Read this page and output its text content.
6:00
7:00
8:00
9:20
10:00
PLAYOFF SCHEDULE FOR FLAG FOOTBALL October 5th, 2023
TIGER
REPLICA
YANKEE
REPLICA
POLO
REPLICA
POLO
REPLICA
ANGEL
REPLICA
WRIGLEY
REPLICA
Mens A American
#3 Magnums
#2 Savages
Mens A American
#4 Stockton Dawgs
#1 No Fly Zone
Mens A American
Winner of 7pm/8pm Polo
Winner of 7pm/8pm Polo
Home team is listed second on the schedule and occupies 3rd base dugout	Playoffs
==================================================
● WHAT THE TASK ASKS:
Please output the complete data exactly.

● RESULT OF THE EXERCISE:
Read this page and output its text content.
6:00
7:00
8:00
9:20
10:00
PLAYOFF SCHEDULE FOR FLAG FOOTBALL October 5th, 2023
TIGER
REPLICA
YANKEE
REPLICA
POLO
REPLICA
POLO
REPLICA
ANGEL
REPLICA
WRIGLEY
REPLICA
Mens A American
#3 Magnums
#2 Savages
Mens A American
#4 Stockton Dawgs
#1 No Fly Zone
Mens A American
Winner of 7pm/8pm Polo
Winner of 7pm/8pm Polo
Home team is listed second on the schedule and occupies 3rd base dugout	Playoffs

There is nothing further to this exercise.